### WRITTEN INSTRUCTION
Exactly as they appear, output all of the entries.

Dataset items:
------------------------------
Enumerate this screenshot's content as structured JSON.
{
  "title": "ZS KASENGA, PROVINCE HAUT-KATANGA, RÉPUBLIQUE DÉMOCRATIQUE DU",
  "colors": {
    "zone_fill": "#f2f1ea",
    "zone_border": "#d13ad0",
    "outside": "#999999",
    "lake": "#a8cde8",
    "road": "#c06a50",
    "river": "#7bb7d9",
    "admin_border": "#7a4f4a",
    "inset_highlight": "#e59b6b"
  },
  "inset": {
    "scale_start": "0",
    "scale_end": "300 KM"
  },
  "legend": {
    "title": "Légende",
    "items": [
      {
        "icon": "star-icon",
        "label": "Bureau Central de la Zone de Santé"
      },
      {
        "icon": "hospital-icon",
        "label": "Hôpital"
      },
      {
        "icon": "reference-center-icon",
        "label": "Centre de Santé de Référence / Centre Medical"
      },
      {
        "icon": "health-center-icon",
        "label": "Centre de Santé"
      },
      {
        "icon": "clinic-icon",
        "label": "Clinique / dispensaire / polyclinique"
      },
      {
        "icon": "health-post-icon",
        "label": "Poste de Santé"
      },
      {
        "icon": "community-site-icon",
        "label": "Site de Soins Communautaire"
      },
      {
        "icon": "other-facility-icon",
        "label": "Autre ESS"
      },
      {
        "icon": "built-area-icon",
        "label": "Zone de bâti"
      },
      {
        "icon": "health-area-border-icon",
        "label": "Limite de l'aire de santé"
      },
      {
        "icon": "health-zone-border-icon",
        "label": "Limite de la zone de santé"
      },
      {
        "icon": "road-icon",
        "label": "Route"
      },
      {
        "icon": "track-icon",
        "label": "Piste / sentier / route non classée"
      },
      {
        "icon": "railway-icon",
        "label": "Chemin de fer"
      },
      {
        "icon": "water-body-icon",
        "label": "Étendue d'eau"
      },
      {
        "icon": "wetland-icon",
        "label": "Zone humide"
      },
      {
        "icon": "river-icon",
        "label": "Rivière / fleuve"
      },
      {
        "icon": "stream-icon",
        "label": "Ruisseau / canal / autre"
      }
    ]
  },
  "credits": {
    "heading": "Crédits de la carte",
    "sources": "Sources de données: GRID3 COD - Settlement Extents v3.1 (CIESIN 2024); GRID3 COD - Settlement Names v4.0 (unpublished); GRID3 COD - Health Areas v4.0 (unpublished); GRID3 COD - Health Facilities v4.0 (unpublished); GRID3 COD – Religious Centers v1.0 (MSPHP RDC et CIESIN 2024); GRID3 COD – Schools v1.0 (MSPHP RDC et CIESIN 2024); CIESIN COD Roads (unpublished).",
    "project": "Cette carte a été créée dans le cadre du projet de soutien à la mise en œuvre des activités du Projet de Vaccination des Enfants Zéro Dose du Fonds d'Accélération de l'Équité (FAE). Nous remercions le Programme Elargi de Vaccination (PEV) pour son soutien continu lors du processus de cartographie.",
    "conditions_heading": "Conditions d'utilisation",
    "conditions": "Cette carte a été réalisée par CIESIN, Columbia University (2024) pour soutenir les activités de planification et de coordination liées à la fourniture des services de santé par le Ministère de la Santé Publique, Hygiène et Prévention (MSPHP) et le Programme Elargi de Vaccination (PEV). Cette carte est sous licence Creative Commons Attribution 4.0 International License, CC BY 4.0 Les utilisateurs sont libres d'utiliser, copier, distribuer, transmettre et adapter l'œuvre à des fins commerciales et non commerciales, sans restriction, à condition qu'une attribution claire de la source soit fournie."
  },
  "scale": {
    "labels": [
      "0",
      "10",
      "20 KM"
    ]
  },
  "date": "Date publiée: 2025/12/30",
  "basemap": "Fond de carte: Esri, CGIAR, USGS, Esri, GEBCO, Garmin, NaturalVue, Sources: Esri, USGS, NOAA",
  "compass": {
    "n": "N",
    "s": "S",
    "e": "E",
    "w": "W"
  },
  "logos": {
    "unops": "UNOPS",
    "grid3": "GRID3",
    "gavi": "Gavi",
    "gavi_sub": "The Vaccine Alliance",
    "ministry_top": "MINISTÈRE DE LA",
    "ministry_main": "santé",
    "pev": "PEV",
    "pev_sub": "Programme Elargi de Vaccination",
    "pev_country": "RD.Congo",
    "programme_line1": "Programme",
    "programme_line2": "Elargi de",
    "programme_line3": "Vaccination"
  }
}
------------------------------
### RESPONSE TO THE TASK
Enumerate this screenshot's content as structured JSON.
{
  "title": "ZS KASENGA, PROVINCE HAUT-KATANGA, RÉPUBLIQUE DÉMOCRATIQUE DU",
  "colors": {
    "zone_fill": "#f2f1ea",
    "zone_border": "#d13ad0",
    "outside": "#999999",
    "lake": "#a8cde8",
    "road": "#c06a50",
    "river": "#7bb7d9",
    "admin_border": "#7a4f4a",
    "inset_highlight": "#e59b6b"
  },
  "inset": {
    "scale_start": "0",
    "scale_end": "300 KM"
  },
  "legend": {
    "title": "Légende",
    "items": [
      {
        "icon": "star-icon",
        "label": "Bureau Central de la Zone de Santé"
      },
      {
        "icon": "hospital-icon",
        "label": "Hôpital"
      },
      {
        "icon": "reference-center-icon",
        "label": "Centre de Santé de Référence / Centre Medical"
      },
      {
        "icon": "health-center-icon",
        "label": "Centre de Santé"
      },
      {
        "icon": "clinic-icon",
        "label": "Clinique / dispensaire / polyclinique"
      },
      {
        "icon": "health-post-icon",
        "label": "Poste de Santé"
      },
      {
        "icon": "community-site-icon",
        "label": "Site de Soins Communautaire"
      },
      {
        "icon": "other-facility-icon",
        "label": "Autre ESS"
      },
      {
        "icon": "built-area-icon",
        "label": "Zone de bâti"
      },
      {
        "icon": "health-area-border-icon",
        "label": "Limite de l'aire de santé"
      },
      {
        "icon": "health-zone-border-icon",
        "label": "Limite de la zone de santé"
      },
      {
        "icon": "road-icon",
        "label": "Route"
      },
      {
        "icon": "track-icon",
        "label": "Piste / sentier / route non classée"
      },
      {
        "icon": "railway-icon",
        "label": "Chemin de fer"
      },
      {
        "icon": "water-body-icon",
        "label": "Étendue d'eau"
      },
      {
        "icon": "wetland-icon",
        "label": "Zone humide"
      },
      {
        "icon": "river-icon",
        "label": "Rivière / fleuve"
      },
      {
        "icon": "stream-icon",
        "label": "Ruisseau / canal / autre"
      }
    ]
  },
  "credits": {
    "heading": "Crédits de la carte",
    "sources": "Sources de données: GRID3 COD - Settlement Extents v3.1 (CIESIN 2024); GRID3 COD - Settlement Names v4.0 (unpublished); GRID3 COD - Health Areas v4.0 (unpublished); GRID3 COD - Health Facilities v4.0 (unpublished); GRID3 COD – Religious Centers v1.0 (MSPHP RDC et CIESIN 2024); GRID3 COD – Schools v1.0 (MSPHP RDC et CIESIN 2024); CIESIN COD Roads (unpublished).",
    "project": "Cette carte a été créée dans le cadre du projet de soutien à la mise en œuvre des activités du Projet de Vaccination des Enfants Zéro Dose du Fonds d'Accélération de l'Équité (FAE). Nous remercions le Programme Elargi de Vaccination (PEV) pour son soutien continu lors du processus de cartographie.",
    "conditions_heading": "Conditions d'utilisation",
    "conditions": "Cette carte a été réalisée par CIESIN, Columbia University (2024) pour soutenir les activités de planification et de coordination liées à la fourniture des services de santé par le Ministère de la Santé Publique, Hygiène et Prévention (MSPHP) et le Programme Elargi de Vaccination (PEV). Cette carte est sous licence Creative Commons Attribution 4.0 International License, CC BY 4.0 Les utilisateurs sont libres d'utiliser, copier, distribuer, transmettre et adapter l'œuvre à des fins commerciales et non commerciales, sans restriction, à condition qu'une attribution claire de la source soit fournie."
  },
  "scale": {
    "labels": [
      "0",
      "10",
      "20 KM"
    ]
  },
  "date": "Date publiée: 2025/12/30",
  "basemap": "Fond de carte: Esri, CGIAR, USGS, Esri, GEBCO, Garmin, NaturalVue, Sources: Esri, USGS, NOAA",
  "compass": {
    "n": "N",
    "s": "S",
    "e": "E",
    "w": "W"
  },
  "logos": {
    "unops": "UNOPS",
    "grid3": "GRID3",
    "gavi": "Gavi",
    "gavi_sub": "The Vaccine Alliance",
    "ministry_top": "MINISTÈRE DE LA",
    "ministry_main": "santé",
    "pev": "PEV",
    "pev_sub": "Programme Elargi de Vaccination",
    "pev_country": "RD.Congo",
    "programme_line1": "Programme",
    "programme_line2": "Elargi de",
    "programme_line3": "Vaccination"
  }
}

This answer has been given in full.